Exercise description: Every line below that holds the string "Bestätigungsdatum" should be copied out.

Exercise data:
────
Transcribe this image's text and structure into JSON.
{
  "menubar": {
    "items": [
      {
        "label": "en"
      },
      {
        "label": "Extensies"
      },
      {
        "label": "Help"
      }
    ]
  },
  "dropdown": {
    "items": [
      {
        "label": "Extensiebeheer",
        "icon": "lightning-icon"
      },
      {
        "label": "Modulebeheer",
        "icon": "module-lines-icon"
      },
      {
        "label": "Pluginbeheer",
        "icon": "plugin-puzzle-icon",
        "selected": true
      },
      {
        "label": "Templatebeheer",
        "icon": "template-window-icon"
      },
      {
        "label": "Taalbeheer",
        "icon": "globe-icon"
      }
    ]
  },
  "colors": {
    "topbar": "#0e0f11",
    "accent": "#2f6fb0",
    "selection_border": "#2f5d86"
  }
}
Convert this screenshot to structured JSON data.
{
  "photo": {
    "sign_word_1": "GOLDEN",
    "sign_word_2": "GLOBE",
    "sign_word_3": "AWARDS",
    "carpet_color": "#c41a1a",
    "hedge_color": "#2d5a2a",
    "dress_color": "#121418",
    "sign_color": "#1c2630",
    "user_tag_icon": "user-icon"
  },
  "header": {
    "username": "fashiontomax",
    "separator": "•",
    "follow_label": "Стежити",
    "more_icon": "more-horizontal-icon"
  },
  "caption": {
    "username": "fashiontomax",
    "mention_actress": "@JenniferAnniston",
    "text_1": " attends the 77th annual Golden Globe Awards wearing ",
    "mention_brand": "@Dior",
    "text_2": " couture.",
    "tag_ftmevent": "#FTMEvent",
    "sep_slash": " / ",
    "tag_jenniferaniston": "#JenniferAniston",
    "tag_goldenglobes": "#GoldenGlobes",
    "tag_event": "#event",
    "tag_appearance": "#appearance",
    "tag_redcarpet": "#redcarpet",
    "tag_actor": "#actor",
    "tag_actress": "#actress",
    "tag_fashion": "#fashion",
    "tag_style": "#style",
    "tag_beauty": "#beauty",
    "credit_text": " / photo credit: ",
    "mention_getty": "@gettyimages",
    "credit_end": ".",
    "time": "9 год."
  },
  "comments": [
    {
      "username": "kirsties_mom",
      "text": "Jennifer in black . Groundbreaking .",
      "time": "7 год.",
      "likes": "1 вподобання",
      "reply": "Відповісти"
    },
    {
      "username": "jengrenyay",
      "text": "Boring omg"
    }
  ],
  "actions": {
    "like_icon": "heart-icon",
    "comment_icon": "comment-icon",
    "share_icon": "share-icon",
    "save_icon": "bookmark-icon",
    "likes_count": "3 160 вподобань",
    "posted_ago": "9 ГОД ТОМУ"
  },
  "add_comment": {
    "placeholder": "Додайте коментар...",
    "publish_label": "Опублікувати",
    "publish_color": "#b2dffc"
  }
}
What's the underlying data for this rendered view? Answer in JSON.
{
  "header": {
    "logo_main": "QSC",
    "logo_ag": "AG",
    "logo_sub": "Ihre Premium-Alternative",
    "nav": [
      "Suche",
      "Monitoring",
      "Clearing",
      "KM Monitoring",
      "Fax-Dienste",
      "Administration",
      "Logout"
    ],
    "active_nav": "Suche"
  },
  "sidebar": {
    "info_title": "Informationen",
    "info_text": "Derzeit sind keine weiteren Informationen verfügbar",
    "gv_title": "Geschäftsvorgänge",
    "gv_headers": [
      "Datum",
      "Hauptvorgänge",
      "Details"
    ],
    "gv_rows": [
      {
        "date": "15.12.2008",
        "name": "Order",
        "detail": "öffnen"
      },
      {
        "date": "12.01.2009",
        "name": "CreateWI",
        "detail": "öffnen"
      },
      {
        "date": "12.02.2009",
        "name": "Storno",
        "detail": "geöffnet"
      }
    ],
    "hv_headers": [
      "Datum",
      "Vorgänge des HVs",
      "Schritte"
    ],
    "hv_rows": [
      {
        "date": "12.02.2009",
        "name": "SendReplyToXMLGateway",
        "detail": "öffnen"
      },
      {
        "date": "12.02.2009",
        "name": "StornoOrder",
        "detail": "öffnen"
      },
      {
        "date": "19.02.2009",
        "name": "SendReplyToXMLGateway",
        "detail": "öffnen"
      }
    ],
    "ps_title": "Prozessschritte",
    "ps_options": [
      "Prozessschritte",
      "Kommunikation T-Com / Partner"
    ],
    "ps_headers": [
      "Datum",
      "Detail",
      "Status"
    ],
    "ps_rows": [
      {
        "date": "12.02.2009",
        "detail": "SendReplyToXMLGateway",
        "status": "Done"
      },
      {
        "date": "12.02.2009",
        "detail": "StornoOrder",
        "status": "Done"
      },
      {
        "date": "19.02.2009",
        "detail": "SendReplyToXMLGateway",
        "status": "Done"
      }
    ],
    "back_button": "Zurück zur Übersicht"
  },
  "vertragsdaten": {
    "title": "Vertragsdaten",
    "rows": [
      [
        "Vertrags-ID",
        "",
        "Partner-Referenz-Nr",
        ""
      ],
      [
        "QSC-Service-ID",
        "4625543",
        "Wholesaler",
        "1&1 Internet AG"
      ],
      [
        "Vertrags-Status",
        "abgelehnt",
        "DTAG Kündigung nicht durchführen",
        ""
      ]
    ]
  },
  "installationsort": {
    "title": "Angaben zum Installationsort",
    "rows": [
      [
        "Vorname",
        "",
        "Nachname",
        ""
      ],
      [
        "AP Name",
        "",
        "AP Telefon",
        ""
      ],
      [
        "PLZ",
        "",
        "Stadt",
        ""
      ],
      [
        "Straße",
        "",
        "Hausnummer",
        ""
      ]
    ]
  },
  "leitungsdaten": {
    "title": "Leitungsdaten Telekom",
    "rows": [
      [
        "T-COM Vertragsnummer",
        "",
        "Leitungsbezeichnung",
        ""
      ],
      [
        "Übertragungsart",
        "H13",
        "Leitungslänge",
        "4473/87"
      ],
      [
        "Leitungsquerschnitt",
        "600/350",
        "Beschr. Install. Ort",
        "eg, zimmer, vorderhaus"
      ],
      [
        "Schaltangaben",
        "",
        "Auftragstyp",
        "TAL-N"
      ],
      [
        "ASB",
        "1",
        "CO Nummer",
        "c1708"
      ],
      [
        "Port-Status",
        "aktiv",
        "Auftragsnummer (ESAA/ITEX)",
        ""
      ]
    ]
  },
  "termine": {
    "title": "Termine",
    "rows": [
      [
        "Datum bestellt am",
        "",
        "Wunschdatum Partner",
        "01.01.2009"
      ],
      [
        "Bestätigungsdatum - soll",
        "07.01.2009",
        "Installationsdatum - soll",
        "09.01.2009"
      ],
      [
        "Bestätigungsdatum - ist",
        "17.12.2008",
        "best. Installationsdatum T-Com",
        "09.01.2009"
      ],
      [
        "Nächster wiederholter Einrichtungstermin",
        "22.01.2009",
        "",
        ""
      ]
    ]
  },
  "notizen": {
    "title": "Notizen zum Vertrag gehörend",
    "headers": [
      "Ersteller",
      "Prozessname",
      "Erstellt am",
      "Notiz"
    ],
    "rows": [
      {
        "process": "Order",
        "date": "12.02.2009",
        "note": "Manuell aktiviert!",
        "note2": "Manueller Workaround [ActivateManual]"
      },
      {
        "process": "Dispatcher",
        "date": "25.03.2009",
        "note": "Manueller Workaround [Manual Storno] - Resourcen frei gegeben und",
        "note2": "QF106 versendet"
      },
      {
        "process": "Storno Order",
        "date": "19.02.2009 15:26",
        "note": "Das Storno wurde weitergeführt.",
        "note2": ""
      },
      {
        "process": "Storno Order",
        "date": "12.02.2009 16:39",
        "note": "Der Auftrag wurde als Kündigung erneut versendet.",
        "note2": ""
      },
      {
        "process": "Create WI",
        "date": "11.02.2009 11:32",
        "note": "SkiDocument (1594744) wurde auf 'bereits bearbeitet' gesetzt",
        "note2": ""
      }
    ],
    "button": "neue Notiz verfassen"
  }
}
────
Response to the task:
        "Bestätigungsdatum - soll",
        "Bestätigungsdatum - ist",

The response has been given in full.